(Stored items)
● ● ● ●

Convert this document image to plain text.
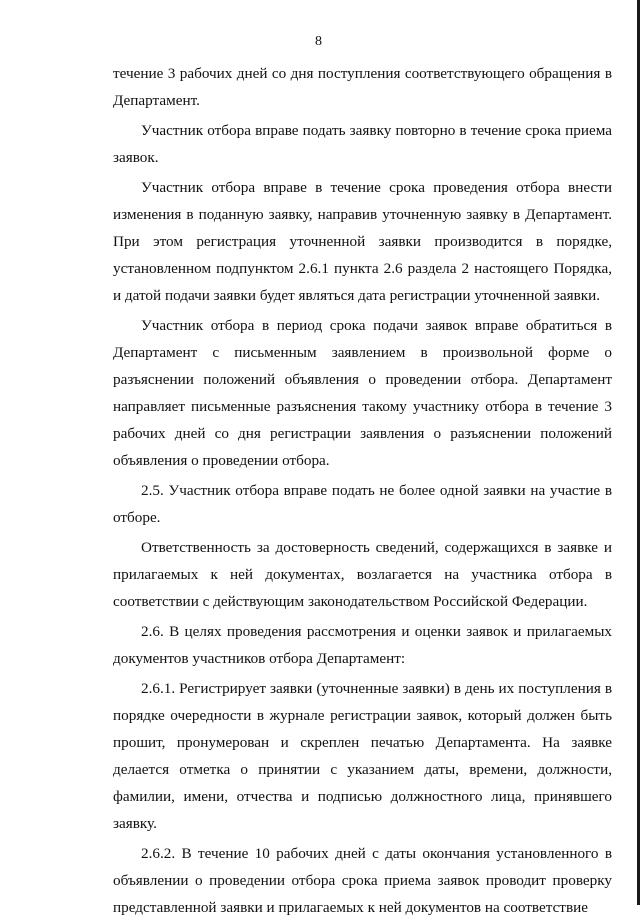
8

течение 3 рабочих дней со дня поступления соответствующего обращения в Департамент.

Участник отбора вправе подать заявку повторно в течение срока приема заявок.

Участник отбора вправе в течение срока проведения отбора внести изменения в поданную заявку, направив уточненную заявку в Департамент. При этом регистрация уточненной заявки производится в порядке, установленном подпунктом 2.6.1 пункта 2.6 раздела 2 настоящего Порядка, и датой подачи заявки будет являться дата регистрации уточненной заявки.

Участник отбора в период срока подачи заявок вправе обратиться в Департамент с письменным заявлением в произвольной форме о разъяснении положений объявления о проведении отбора. Департамент направляет письменные разъяснения такому участнику отбора в течение 3 рабочих дней со дня регистрации заявления о разъяснении положений объявления о проведении отбора.

2.5. Участник отбора вправе подать не более одной заявки на участие в отборе.

Ответственность за достоверность сведений, содержащихся в заявке и прилагаемых к ней документах, возлагается на участника отбора в соответствии с действующим законодательством Российской Федерации.

2.6. В целях проведения рассмотрения и оценки заявок и прилагаемых документов участников отбора Департамент:

2.6.1. Регистрирует заявки (уточненные заявки) в день их поступления в порядке очередности в журнале регистрации заявок, который должен быть прошит, пронумерован и скреплен печатью Департамента. На заявке делается отметка о принятии с указанием даты, времени, должности, фамилии, имени, отчества и подписью должностного лица, принявшего заявку.

2.6.2. В течение 10 рабочих дней с даты окончания установленного в объявлении о проведении отбора срока приема заявок проводит проверку представленной заявки и прилагаемых к ней документов на соответствие
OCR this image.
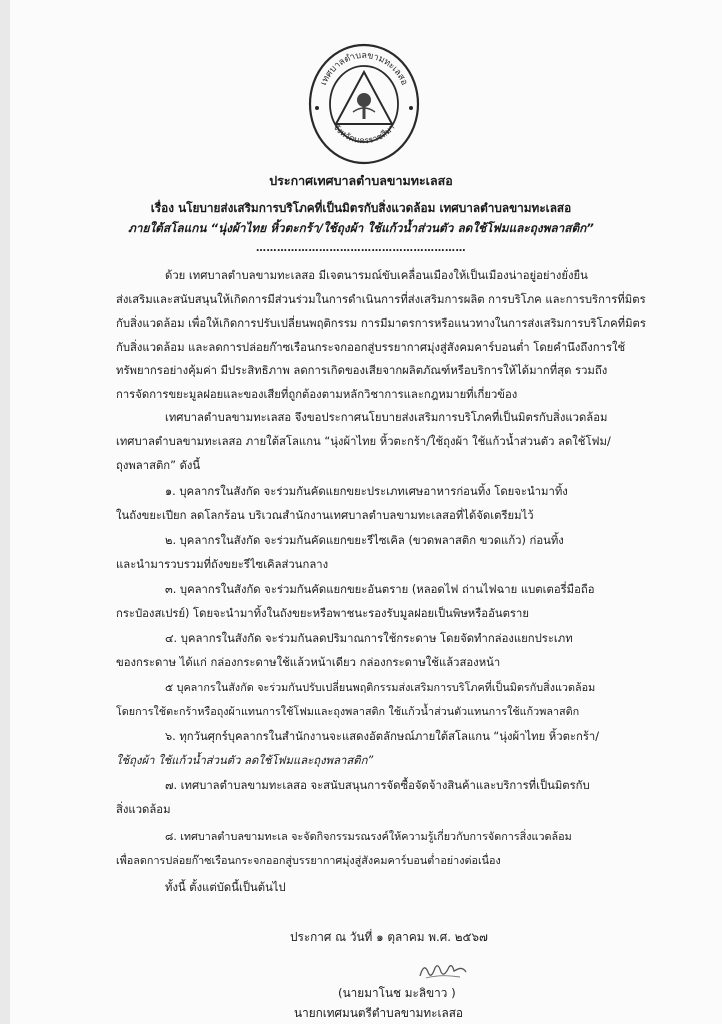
เทศบาลตำบลขามทะเลสอ
จังหวัดนครราชสีมา
ประกาศเทศบาลตำบลขามทะเลสอ
เรื่อง นโยบายส่งเสริมการบริโภคที่เป็นมิตรกับสิ่งแวดล้อม เทศบาลตำบลขามทะเลสอ
ภายใต้สโลแกน “นุ่งผ้าไทย หิ้วตะกร้า/ใช้ถุงผ้า ใช้แก้วน้ำส่วนตัว ลดใช้โฟมและถุงพลาสติก”
……………………………………………………
ด้วย เทศบาลตำบลขามทะเลสอ มีเจตนารมณ์ขับเคลื่อนเมืองให้เป็นเมืองน่าอยู่อย่างยั่งยืน
ส่งเสริมและสนับสนุนให้เกิดการมีส่วนร่วมในการดำเนินการที่ส่งเสริมการผลิต การบริโภค และการบริการที่มิตร
กับสิ่งแวดล้อม เพื่อให้เกิดการปรับเปลี่ยนพฤติกรรม การมีมาตรการหรือแนวทางในการส่งเสริมการบริโภคที่มิตร
กับสิ่งแวดล้อม และลดการปล่อยก๊าซเรือนกระจกออกสู่บรรยากาศมุ่งสู่สังคมคาร์บอนต่ำ โดยคำนึงถึงการใช้
ทรัพยากรอย่างคุ้มค่า มีประสิทธิภาพ ลดการเกิดของเสียจากผลิตภัณฑ์หรือบริการให้ได้มากที่สุด รวมถึง
การจัดการขยะมูลฝอยและของเสียที่ถูกต้องตามหลักวิชาการและกฎหมายที่เกี่ยวข้อง
เทศบาลตำบลขามทะเลสอ จึงขอประกาศนโยบายส่งเสริมการบริโภคที่เป็นมิตรกับสิ่งแวดล้อม
เทศบาลตำบลขามทะเลสอ ภายใต้สโลแกน “นุ่งผ้าไทย หิ้วตะกร้า/ใช้ถุงผ้า ใช้แก้วน้ำส่วนตัว ลดใช้โฟม/
ถุงพลาสติก” ดังนี้
๑. บุคลากรในสังกัด จะร่วมกันคัดแยกขยะประเภทเศษอาหารก่อนทิ้ง โดยจะนำมาทิ้ง
ในถังขยะเปียก ลดโลกร้อน บริเวณสำนักงานเทศบาลตำบลขามทะเลสอที่ได้จัดเตรียมไว้
๒. บุคลากรในสังกัด จะร่วมกันคัดแยกขยะรีไซเคิล (ขวดพลาสติก ขวดแก้ว) ก่อนทิ้ง
และนำมารวบรวมที่ถังขยะรีไซเคิลส่วนกลาง
๓. บุคลากรในสังกัด จะร่วมกันคัดแยกขยะอันตราย (หลอดไฟ ถ่านไฟฉาย แบตเตอรี่มือถือ
กระป๋องสเปรย์) โดยจะนำมาทิ้งในถังขยะหรือพาชนะรองรับมูลฝอยเป็นพิษหรืออันตราย
๔. บุคลากรในสังกัด จะร่วมกันลดปริมาณการใช้กระดาษ โดยจัดทำกล่องแยกประเภท
ของกระดาษ ได้แก่ กล่องกระดาษใช้แล้วหน้าเดียว กล่องกระดาษใช้แล้วสองหน้า
๕ บุคลากรในสังกัด จะร่วมกันปรับเปลี่ยนพฤติกรรมส่งเสริมการบริโภคที่เป็นมิตรกับสิ่งแวดล้อม
โดยการใช้ตะกร้าหรือถุงผ้าแทนการใช้โฟมและถุงพลาสติก ใช้แก้วน้ำส่วนตัวแทนการใช้แก้วพลาสติก
๖. ทุกวันศุกร์บุคลากรในสำนักงานจะแสดงอัตลักษณ์ภายใต้สโลแกน “นุ่งผ้าไทย หิ้วตะกร้า/
ใช้ถุงผ้า ใช้แก้วน้ำส่วนตัว ลดใช้โฟมและถุงพลาสติก”
๗. เทศบาลตำบลขามทะเลสอ จะสนับสนุนการจัดซื้อจัดจ้างสินค้าและบริการที่เป็นมิตรกับ
สิ่งแวดล้อม
๘. เทศบาลตำบลขามทะเล จะจัดกิจกรรมรณรงค์ให้ความรู้เกี่ยวกับการจัดการสิ่งแวดล้อม
เพื่อลดการปล่อยก๊าซเรือนกระจกออกสู่บรรยากาศมุ่งสู่สังคมคาร์บอนต่ำอย่างต่อเนื่อง
ทั้งนี้ ตั้งแต่บัดนี้เป็นต้นไป
ประกาศ ณ วันที่ ๑ ตุลาคม พ.ศ. ๒๕๖๗
(นายมาโนช มะลิขาว )
นายกเทศมนตรีตำบลขามทะเลสอ
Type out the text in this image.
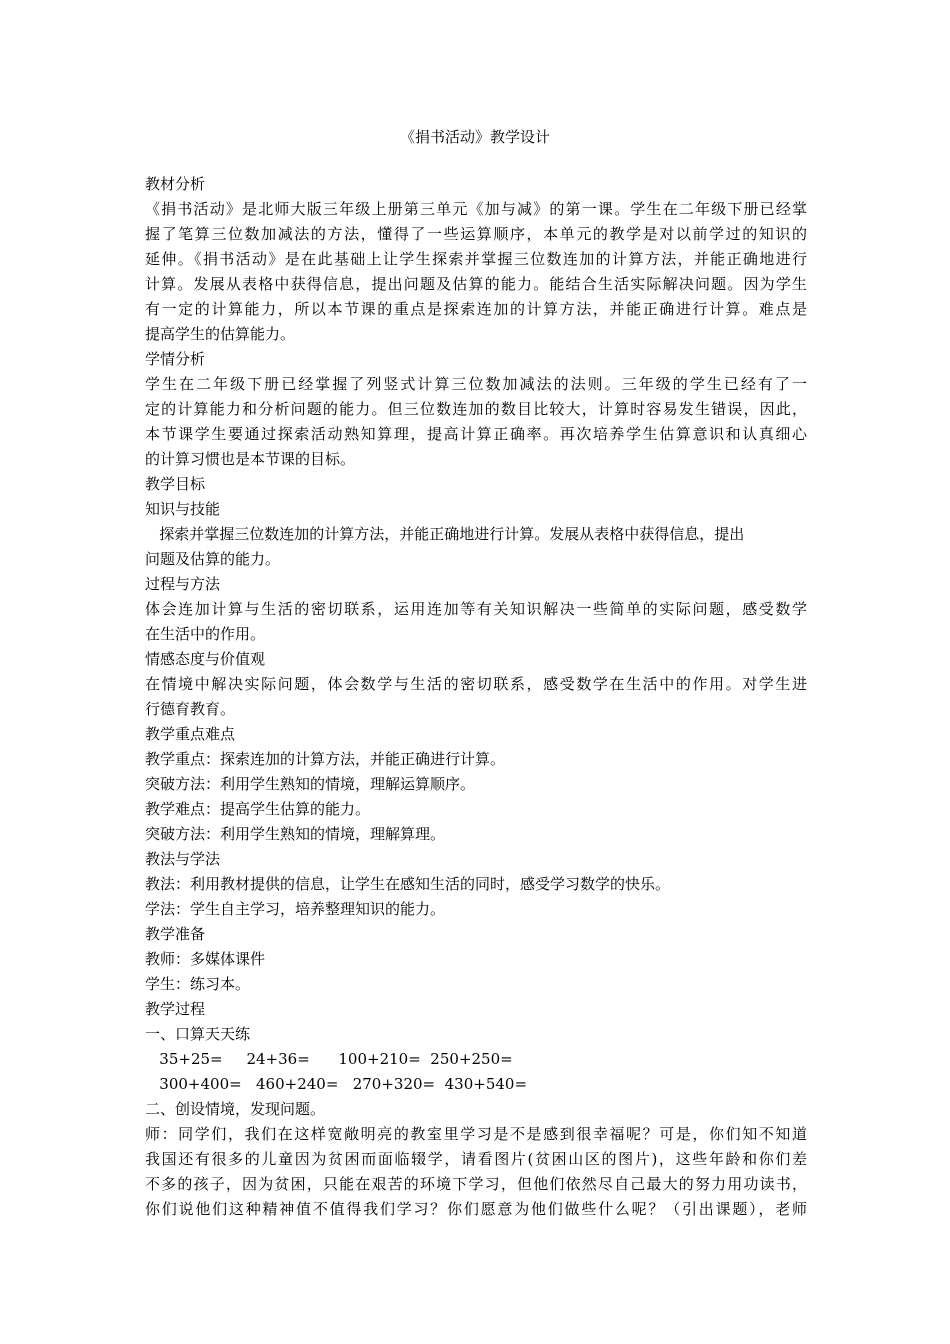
《捐书活动》教学设计
教材分析
《捐书活动》是北师大版三年级上册第三单元《加与减》的第一课。学生在二年级下册已经掌
握了笔算三位数加减法的方法，懂得了一些运算顺序，本单元的教学是对以前学过的知识的
延伸。《捐书活动》是在此基础上让学生探索并掌握三位数连加的计算方法，并能正确地进行
计算。发展从表格中获得信息，提出问题及估算的能力。能结合生活实际解决问题。因为学生
有一定的计算能力，所以本节课的重点是探索连加的计算方法，并能正确进行计算。难点是
提高学生的估算能力。
学情分析
学生在二年级下册已经掌握了列竖式计算三位数加减法的法则。三年级的学生已经有了一
定的计算能力和分析问题的能力。但三位数连加的数目比较大，计算时容易发生错误，因此，
本节课学生要通过探索活动熟知算理，提高计算正确率。再次培养学生估算意识和认真细心
的计算习惯也是本节课的目标。
教学目标
知识与技能
探索并掌握三位数连加的计算方法，并能正确地进行计算。发展从表格中获得信息，提出
问题及估算的能力。
过程与方法
体会连加计算与生活的密切联系，运用连加等有关知识解决一些简单的实际问题，感受数学
在生活中的作用。
情感态度与价值观
在情境中解决实际问题，体会数学与生活的密切联系，感受数学在生活中的作用。对学生进
行德育教育。
教学重点难点
教学重点：探索连加的计算方法，并能正确进行计算。
突破方法：利用学生熟知的情境，理解运算顺序。
教学难点：提高学生估算的能力。
突破方法：利用学生熟知的情境，理解算理。
教法与学法
教法：利用教材提供的信息，让学生在感知生活的同时，感受学习数学的快乐。
学法：学生自主学习，培养整理知识的能力。
教学准备
教师：多媒体课件
学生：练习本。
教学过程
一、口算天天练
35+25=     24+36=      100+210=  250+250=
300+400=   460+240=   270+320=  430+540=
二、创设情境，发现问题。
师：同学们，我们在这样宽敞明亮的教室里学习是不是感到很幸福呢？可是，你们知不知道
我国还有很多的儿童因为贫困而面临辍学，请看图片(贫困山区的图片)，这些年龄和你们差
不多的孩子，因为贫困，只能在艰苦的环境下学习，但他们依然尽自己最大的努力用功读书，
你们说他们这种精神值不值得我们学习？你们愿意为他们做些什么呢？（引出课题），老师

● ● ● ●

PROBLEM TO WORK ON:
Pick out every line above that contains the word "โฟมและถ" and copy it.

SOLUTION TO THIS PROBLEM:
ภายใต้สโลแกน “นุ่งผ้าไทย หิ้วตะกร้า/ใช้ถุงผ้า ใช้แก้วน้ำส่วนตัว ลดใช้โฟมและถุงพลาสติก”
โดยการใช้ตะกร้าหรือถุงผ้าแทนการใช้โฟมและถุงพลาสติก ใช้แก้วน้ำส่วนตัวแทนการใช้แก้วพลาสติก
ใช้ถุงผ้า ใช้แก้วน้ำส่วนตัว ลดใช้โฟมและถุงพลาสติก”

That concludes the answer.